Extrait du document
☆ ☆ ☆ ☆ ☆ ☆ ☆

Les observations et propositions de ce groupe, nouvelles et originales dans le paysage juridique méritent me semblent-il d’être examinées et débattues dans le cadre général d’une harmonisation du droit civil en Europe, quelle qu’en soit la forme.

 

Depuis 2003 plusieurs évènements ont modifié la donne relative aux projets européens en ce domaine.

 

D’un côté, le Parlement européen semble avoir entendu cet appel, ainsi qu’en témoignent plusieurs de ses recommandations en la matière et la Commission cherche à consolider la cohérence de l’élaboration du cadre commun de référence en faisant travailler ensemble la direction générale chargée de la protection des consommateurs et celle chargée de la justice.

 

De l’autre, le processus de ratification du Traité constitutionnel a échoué et les difficultés institutionnelles se multiplient.

 

Pourtant la réflexion et le débat académiques européens montrent une richesse et une vigueur stimulantes.

 

Pourtant les professions juridiques manifestent une attention de plus en plus grande pour le processus d’élaboration du droit européen.

 

Pourtant, acteurs économiques et citoyens européens s’étonnent de plus en plus des disparités juridiques entre les Etats membres.

☆ ☆ ☆ ☆ ☆ ☆ ☆

Données fournies
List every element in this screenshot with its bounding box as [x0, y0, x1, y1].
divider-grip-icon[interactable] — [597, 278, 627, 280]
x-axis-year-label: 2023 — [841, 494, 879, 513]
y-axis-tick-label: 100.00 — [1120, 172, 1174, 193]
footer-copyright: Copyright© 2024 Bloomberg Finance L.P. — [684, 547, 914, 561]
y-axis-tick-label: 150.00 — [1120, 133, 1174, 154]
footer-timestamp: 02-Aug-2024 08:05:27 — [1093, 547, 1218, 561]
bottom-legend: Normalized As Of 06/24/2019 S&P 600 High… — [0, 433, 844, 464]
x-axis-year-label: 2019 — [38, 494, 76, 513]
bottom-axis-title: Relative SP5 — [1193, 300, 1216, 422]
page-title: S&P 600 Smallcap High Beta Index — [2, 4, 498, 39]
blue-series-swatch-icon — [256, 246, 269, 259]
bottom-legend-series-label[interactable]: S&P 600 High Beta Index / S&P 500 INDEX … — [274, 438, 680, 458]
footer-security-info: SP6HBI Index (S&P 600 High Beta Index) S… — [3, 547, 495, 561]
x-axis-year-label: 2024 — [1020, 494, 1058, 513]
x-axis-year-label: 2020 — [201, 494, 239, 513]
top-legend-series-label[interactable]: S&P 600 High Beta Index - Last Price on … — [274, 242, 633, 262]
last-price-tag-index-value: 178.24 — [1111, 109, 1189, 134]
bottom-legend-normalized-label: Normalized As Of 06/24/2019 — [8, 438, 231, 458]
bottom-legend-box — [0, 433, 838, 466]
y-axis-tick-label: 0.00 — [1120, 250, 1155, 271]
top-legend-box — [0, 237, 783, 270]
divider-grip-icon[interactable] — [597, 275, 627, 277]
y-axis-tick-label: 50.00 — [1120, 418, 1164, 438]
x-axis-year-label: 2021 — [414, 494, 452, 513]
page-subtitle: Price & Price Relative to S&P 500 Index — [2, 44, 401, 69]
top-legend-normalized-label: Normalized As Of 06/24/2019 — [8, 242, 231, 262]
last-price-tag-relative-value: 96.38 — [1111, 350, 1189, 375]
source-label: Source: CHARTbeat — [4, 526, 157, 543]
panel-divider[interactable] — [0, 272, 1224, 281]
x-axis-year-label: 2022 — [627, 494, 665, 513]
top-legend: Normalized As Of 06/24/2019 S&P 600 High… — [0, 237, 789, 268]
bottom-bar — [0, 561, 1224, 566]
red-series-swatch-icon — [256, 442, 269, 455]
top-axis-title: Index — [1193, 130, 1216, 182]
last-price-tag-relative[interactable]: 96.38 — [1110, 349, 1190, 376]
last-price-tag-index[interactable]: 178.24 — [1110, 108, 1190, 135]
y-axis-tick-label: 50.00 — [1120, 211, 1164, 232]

☆ ☆ ☆ ☆ ☆ ☆ ☆

Activité
Reprenez le texte sur l'harmonisation du droit civil en Europe après sa dernière phrase et poursuivez-en la rédaction.

Réponse
 

En France, la réforme du droit privé des obligations est elle-même à l’ordre du jour. Une « offre » de réforme du droit des obligations, qui dit se situer dans une la perspective d’un débat européen, a été élaboré et il suscite une large discussion.

 

Pour y participer, un groupe de travail a été mis en place au sein de la Cour de cassation, sous la présidence de M. Sargos.

 

Dans ce contexte bouillonnant, la Cour de cassation a souhaité prolonger, dans une enceinte restreinte mais avertie, la réflexion formulée par ce groupe d’universitaires européens en lui donnant la parole aujourd’hui. Son intention est, ni plus ni moins, d’offrir un espace de dialogue entre le monde académique et les représentants des institutions nationales et européennes directement en prise avec le droit privé : législateurs nationaux et européens, institutions françaises et européennes, professeurs, juges et avocats. Vous avez répondu à cette invitation au dialogue et à la réflexion commune. Vous constituez une assemblée prestigieuse qui fait honneur à notre initiative.

 

Je salue notamment la présence de plusieurs membres de la Cour de justice des communautés européennes, en particulier celle de M. Skouris. La Cour de cassation a été très honorée que vous assistiez à son audience solennelle le 8 janvier dernier en présence de M. Frattini, Vice président de la Commission européenne. La Cour de cassation vous accueillera de nouveau lundi prochain, car vous avez accepté d’ouvrir un cycle de conférences de droit européen, lancé à l’occasion de la célébration du cinquantième anniversaire du Traité de Rome. Et je me rendrai avec mes collègues au mois de mars à la manifestation organisée par la Cour de justice des communautés européennes.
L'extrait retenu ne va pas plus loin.